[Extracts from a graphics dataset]
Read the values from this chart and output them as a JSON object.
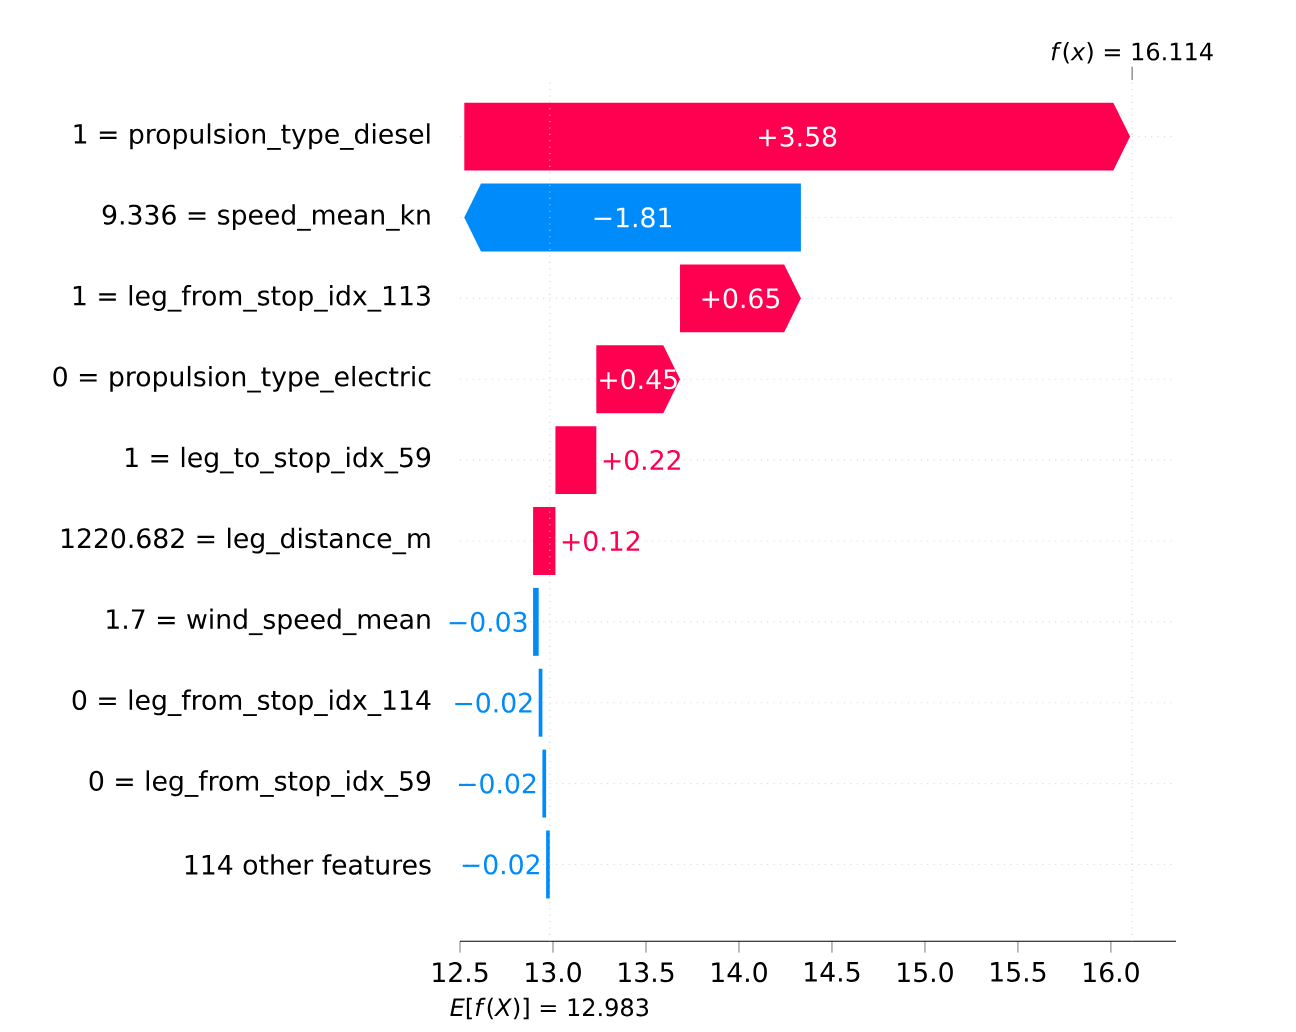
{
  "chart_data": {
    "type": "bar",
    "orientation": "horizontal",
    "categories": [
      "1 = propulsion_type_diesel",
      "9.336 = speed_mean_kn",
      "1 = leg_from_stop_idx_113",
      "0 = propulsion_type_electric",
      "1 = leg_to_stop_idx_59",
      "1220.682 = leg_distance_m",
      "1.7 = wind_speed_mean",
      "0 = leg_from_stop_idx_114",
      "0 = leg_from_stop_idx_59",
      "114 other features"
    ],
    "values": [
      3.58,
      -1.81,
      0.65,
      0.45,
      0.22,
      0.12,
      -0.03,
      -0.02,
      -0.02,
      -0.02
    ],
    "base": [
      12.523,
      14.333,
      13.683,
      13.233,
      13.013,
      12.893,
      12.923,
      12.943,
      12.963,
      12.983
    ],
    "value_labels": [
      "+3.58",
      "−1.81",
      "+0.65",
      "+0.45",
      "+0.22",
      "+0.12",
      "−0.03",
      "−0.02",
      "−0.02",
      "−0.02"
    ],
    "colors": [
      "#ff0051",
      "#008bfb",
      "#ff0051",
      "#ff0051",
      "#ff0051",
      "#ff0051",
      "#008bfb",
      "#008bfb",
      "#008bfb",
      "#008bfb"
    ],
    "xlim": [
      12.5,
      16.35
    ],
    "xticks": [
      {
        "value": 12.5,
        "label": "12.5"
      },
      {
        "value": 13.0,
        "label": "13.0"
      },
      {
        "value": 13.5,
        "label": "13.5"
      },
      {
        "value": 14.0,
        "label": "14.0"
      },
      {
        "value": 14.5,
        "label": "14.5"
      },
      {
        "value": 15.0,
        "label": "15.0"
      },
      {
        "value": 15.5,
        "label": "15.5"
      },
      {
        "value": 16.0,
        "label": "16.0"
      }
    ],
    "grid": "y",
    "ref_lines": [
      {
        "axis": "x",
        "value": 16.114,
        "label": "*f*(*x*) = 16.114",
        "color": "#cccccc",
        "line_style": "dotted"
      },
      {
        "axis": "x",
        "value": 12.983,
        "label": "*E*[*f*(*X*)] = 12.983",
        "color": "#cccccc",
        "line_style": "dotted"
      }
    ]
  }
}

GOAL OF THE EXERCISE: Transcribe the records above exactly as they appear, leaving out any pictures.

OUTPUT FOR THIS EXERCISE:
Read the values from this chart and output them as a JSON object.
{
  "chart_data": {
    "type": "bar",
    "orientation": "horizontal",
    "categories": [
      "1 = propulsion_type_diesel",
      "9.336 = speed_mean_kn",
      "1 = leg_from_stop_idx_113",
      "0 = propulsion_type_electric",
      "1 = leg_to_stop_idx_59",
      "1220.682 = leg_distance_m",
      "1.7 = wind_speed_mean",
      "0 = leg_from_stop_idx_114",
      "0 = leg_from_stop_idx_59",
      "114 other features"
    ],
    "values": [
      3.58,
      -1.81,
      0.65,
      0.45,
      0.22,
      0.12,
      -0.03,
      -0.02,
      -0.02,
      -0.02
    ],
    "base": [
      12.523,
      14.333,
      13.683,
      13.233,
      13.013,
      12.893,
      12.923,
      12.943,
      12.963,
      12.983
    ],
    "value_labels": [
      "+3.58",
      "−1.81",
      "+0.65",
      "+0.45",
      "+0.22",
      "+0.12",
      "−0.03",
      "−0.02",
      "−0.02",
      "−0.02"
    ],
    "colors": [
      "#ff0051",
      "#008bfb",
      "#ff0051",
      "#ff0051",
      "#ff0051",
      "#ff0051",
      "#008bfb",
      "#008bfb",
      "#008bfb",
      "#008bfb"
    ],
    "xlim": [
      12.5,
      16.35
    ],
    "xticks": [
      {
        "value": 12.5,
        "label": "12.5"
      },
      {
        "value": 13.0,
        "label": "13.0"
      },
      {
        "value": 13.5,
        "label": "13.5"
      },
      {
        "value": 14.0,
        "label": "14.0"
      },
      {
        "value": 14.5,
        "label": "14.5"
      },
      {
        "value": 15.0,
        "label": "15.0"
      },
      {
        "value": 15.5,
        "label": "15.5"
      },
      {
        "value": 16.0,
        "label": "16.0"
      }
    ],
    "grid": "y",
    "ref_lines": [
      {
        "axis": "x",
        "value": 16.114,
        "label": "*f*(*x*) = 16.114",
        "color": "#cccccc",
        "line_style": "dotted"
      },
      {
        "axis": "x",
        "value": 12.983,
        "label": "*E*[*f*(*X*)] = 12.983",
        "color": "#cccccc",
        "line_style": "dotted"
      }
    ]
  }
}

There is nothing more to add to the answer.